### Set problem
Copy every record below, exactly as written.

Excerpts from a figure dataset
═══
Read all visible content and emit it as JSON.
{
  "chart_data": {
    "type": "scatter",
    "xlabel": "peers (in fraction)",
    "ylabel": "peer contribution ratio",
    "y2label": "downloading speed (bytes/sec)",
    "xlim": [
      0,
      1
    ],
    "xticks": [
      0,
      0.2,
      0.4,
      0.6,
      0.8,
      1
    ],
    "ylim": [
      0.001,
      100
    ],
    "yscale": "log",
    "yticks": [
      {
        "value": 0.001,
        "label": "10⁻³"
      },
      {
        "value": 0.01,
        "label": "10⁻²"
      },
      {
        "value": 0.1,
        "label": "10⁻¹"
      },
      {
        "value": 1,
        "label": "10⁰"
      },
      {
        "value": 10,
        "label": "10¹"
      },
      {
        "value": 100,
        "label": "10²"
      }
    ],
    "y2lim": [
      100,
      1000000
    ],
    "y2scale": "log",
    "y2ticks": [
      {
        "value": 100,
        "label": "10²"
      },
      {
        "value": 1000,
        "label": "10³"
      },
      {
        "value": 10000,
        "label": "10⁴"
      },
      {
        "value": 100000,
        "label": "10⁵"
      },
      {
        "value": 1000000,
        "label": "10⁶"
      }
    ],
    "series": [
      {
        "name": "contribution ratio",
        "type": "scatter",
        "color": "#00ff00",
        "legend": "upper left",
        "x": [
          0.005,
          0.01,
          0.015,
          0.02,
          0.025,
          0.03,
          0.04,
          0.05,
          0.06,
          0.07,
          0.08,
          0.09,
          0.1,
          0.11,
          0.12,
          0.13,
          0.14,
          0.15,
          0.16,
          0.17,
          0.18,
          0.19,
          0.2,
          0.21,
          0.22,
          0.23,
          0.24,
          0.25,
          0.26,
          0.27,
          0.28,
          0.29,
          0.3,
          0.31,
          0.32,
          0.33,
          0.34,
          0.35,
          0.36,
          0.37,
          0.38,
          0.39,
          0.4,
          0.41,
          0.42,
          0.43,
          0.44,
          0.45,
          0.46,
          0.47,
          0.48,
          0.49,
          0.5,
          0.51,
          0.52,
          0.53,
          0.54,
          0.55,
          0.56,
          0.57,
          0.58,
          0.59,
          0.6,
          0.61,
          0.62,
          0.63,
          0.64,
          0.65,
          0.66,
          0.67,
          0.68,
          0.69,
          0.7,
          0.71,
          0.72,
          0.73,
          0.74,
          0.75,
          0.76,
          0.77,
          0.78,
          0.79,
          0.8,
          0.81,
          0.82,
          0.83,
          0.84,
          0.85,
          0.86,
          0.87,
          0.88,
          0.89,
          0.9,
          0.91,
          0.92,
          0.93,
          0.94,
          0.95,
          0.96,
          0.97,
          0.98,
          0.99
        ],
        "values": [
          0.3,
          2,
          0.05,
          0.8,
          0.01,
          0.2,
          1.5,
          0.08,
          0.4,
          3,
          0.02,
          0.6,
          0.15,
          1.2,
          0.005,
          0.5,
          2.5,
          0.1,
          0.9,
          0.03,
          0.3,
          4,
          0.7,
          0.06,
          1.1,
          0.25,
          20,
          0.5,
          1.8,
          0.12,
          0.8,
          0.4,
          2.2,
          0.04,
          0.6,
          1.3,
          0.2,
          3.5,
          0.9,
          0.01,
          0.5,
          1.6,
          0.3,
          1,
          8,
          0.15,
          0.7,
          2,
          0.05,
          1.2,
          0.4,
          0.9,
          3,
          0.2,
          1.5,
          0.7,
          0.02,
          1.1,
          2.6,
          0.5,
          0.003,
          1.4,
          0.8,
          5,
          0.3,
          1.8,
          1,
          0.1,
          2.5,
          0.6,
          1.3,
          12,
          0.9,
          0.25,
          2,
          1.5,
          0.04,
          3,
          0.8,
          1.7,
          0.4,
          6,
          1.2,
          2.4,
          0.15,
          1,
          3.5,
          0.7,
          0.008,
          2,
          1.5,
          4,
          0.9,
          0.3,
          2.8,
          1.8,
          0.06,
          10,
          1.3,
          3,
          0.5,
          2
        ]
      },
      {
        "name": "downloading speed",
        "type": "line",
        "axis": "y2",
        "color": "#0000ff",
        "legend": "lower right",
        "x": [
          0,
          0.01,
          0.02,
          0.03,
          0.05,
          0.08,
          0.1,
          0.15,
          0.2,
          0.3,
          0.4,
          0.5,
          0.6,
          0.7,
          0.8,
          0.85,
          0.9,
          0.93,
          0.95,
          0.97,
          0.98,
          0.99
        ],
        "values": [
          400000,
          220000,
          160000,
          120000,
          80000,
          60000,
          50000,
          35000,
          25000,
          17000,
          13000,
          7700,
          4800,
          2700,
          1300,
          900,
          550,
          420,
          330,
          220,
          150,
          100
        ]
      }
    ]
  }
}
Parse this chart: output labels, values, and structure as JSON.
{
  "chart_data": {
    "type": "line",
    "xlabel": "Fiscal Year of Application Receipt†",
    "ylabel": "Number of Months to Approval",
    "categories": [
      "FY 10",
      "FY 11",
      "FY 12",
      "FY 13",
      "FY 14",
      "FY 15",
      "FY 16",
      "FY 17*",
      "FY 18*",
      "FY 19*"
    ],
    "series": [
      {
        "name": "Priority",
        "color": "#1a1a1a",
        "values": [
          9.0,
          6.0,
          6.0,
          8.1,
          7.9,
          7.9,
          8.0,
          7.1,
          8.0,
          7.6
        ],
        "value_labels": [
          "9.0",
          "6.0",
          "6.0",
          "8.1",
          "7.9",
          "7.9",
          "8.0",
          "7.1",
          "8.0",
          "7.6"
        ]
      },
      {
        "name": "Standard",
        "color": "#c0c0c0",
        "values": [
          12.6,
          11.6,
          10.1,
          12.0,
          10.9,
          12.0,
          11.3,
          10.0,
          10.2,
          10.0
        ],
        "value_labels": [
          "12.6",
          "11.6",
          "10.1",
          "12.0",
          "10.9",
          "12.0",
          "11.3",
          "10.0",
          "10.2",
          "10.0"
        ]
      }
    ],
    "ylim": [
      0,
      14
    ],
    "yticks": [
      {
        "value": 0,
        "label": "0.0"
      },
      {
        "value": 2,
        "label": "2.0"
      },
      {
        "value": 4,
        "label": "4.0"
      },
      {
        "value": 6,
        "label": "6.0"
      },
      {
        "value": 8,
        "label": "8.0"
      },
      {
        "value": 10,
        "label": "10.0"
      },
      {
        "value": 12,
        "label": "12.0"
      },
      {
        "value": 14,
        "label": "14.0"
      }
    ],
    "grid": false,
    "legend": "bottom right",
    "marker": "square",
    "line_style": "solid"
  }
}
═══
### Solution to this exercise
Read all visible content and emit it as JSON.
{
  "chart_data": {
    "type": "scatter",
    "xlabel": "peers (in fraction)",
    "ylabel": "peer contribution ratio",
    "y2label": "downloading speed (bytes/sec)",
    "xlim": [
      0,
      1
    ],
    "xticks": [
      0,
      0.2,
      0.4,
      0.6,
      0.8,
      1
    ],
    "ylim": [
      0.001,
      100
    ],
    "yscale": "log",
    "yticks": [
      {
        "value": 0.001,
        "label": "10⁻³"
      },
      {
        "value": 0.01,
        "label": "10⁻²"
      },
      {
        "value": 0.1,
        "label": "10⁻¹"
      },
      {
        "value": 1,
        "label": "10⁰"
      },
      {
        "value": 10,
        "label": "10¹"
      },
      {
        "value": 100,
        "label": "10²"
      }
    ],
    "y2lim": [
      100,
      1000000
    ],
    "y2scale": "log",
    "y2ticks": [
      {
        "value": 100,
        "label": "10²"
      },
      {
        "value": 1000,
        "label": "10³"
      },
      {
        "value": 10000,
        "label": "10⁴"
      },
      {
        "value": 100000,
        "label": "10⁵"
      },
      {
        "value": 1000000,
        "label": "10⁶"
      }
    ],
    "series": [
      {
        "name": "contribution ratio",
        "type": "scatter",
        "color": "#00ff00",
        "legend": "upper left",
        "x": [
          0.005,
          0.01,
          0.015,
          0.02,
          0.025,
          0.03,
          0.04,
          0.05,
          0.06,
          0.07,
          0.08,
          0.09,
          0.1,
          0.11,
          0.12,
          0.13,
          0.14,
          0.15,
          0.16,
          0.17,
          0.18,
          0.19,
          0.2,
          0.21,
          0.22,
          0.23,
          0.24,
          0.25,
          0.26,
          0.27,
          0.28,
          0.29,
          0.3,
          0.31,
          0.32,
          0.33,
          0.34,
          0.35,
          0.36,
          0.37,
          0.38,
          0.39,
          0.4,
          0.41,
          0.42,
          0.43,
          0.44,
          0.45,
          0.46,
          0.47,
          0.48,
          0.49,
          0.5,
          0.51,
          0.52,
          0.53,
          0.54,
          0.55,
          0.56,
          0.57,
          0.58,
          0.59,
          0.6,
          0.61,
          0.62,
          0.63,
          0.64,
          0.65,
          0.66,
          0.67,
          0.68,
          0.69,
          0.7,
          0.71,
          0.72,
          0.73,
          0.74,
          0.75,
          0.76,
          0.77,
          0.78,
          0.79,
          0.8,
          0.81,
          0.82,
          0.83,
          0.84,
          0.85,
          0.86,
          0.87,
          0.88,
          0.89,
          0.9,
          0.91,
          0.92,
          0.93,
          0.94,
          0.95,
          0.96,
          0.97,
          0.98,
          0.99
        ],
        "values": [
          0.3,
          2,
          0.05,
          0.8,
          0.01,
          0.2,
          1.5,
          0.08,
          0.4,
          3,
          0.02,
          0.6,
          0.15,
          1.2,
          0.005,
          0.5,
          2.5,
          0.1,
          0.9,
          0.03,
          0.3,
          4,
          0.7,
          0.06,
          1.1,
          0.25,
          20,
          0.5,
          1.8,
          0.12,
          0.8,
          0.4,
          2.2,
          0.04,
          0.6,
          1.3,
          0.2,
          3.5,
          0.9,
          0.01,
          0.5,
          1.6,
          0.3,
          1,
          8,
          0.15,
          0.7,
          2,
          0.05,
          1.2,
          0.4,
          0.9,
          3,
          0.2,
          1.5,
          0.7,
          0.02,
          1.1,
          2.6,
          0.5,
          0.003,
          1.4,
          0.8,
          5,
          0.3,
          1.8,
          1,
          0.1,
          2.5,
          0.6,
          1.3,
          12,
          0.9,
          0.25,
          2,
          1.5,
          0.04,
          3,
          0.8,
          1.7,
          0.4,
          6,
          1.2,
          2.4,
          0.15,
          1,
          3.5,
          0.7,
          0.008,
          2,
          1.5,
          4,
          0.9,
          0.3,
          2.8,
          1.8,
          0.06,
          10,
          1.3,
          3,
          0.5,
          2
        ]
      },
      {
        "name": "downloading speed",
        "type": "line",
        "axis": "y2",
        "color": "#0000ff",
        "legend": "lower right",
        "x": [
          0,
          0.01,
          0.02,
          0.03,
          0.05,
          0.08,
          0.1,
          0.15,
          0.2,
          0.3,
          0.4,
          0.5,
          0.6,
          0.7,
          0.8,
          0.85,
          0.9,
          0.93,
          0.95,
          0.97,
          0.98,
          0.99
        ],
        "values": [
          400000,
          220000,
          160000,
          120000,
          80000,
          60000,
          50000,
          35000,
          25000,
          17000,
          13000,
          7700,
          4800,
          2700,
          1300,
          900,
          550,
          420,
          330,
          220,
          150,
          100
        ]
      }
    ]
  }
}
Parse this chart: output labels, values, and structure as JSON.
{
  "chart_data": {
    "type": "line",
    "xlabel": "Fiscal Year of Application Receipt†",
    "ylabel": "Number of Months to Approval",
    "categories": [
      "FY 10",
      "FY 11",
      "FY 12",
      "FY 13",
      "FY 14",
      "FY 15",
      "FY 16",
      "FY 17*",
      "FY 18*",
      "FY 19*"
    ],
    "series": [
      {
        "name": "Priority",
        "color": "#1a1a1a",
        "values": [
          9.0,
          6.0,
          6.0,
          8.1,
          7.9,
          7.9,
          8.0,
          7.1,
          8.0,
          7.6
        ],
        "value_labels": [
          "9.0",
          "6.0",
          "6.0",
          "8.1",
          "7.9",
          "7.9",
          "8.0",
          "7.1",
          "8.0",
          "7.6"
        ]
      },
      {
        "name": "Standard",
        "color": "#c0c0c0",
        "values": [
          12.6,
          11.6,
          10.1,
          12.0,
          10.9,
          12.0,
          11.3,
          10.0,
          10.2,
          10.0
        ],
        "value_labels": [
          "12.6",
          "11.6",
          "10.1",
          "12.0",
          "10.9",
          "12.0",
          "11.3",
          "10.0",
          "10.2",
          "10.0"
        ]
      }
    ],
    "ylim": [
      0,
      14
    ],
    "yticks": [
      {
        "value": 0,
        "label": "0.0"
      },
      {
        "value": 2,
        "label": "2.0"
      },
      {
        "value": 4,
        "label": "4.0"
      },
      {
        "value": 6,
        "label": "6.0"
      },
      {
        "value": 8,
        "label": "8.0"
      },
      {
        "value": 10,
        "label": "10.0"
      },
      {
        "value": 12,
        "label": "12.0"
      },
      {
        "value": 14,
        "label": "14.0"
      }
    ],
    "grid": false,
    "legend": "bottom right",
    "marker": "square",
    "line_style": "solid"
  }
}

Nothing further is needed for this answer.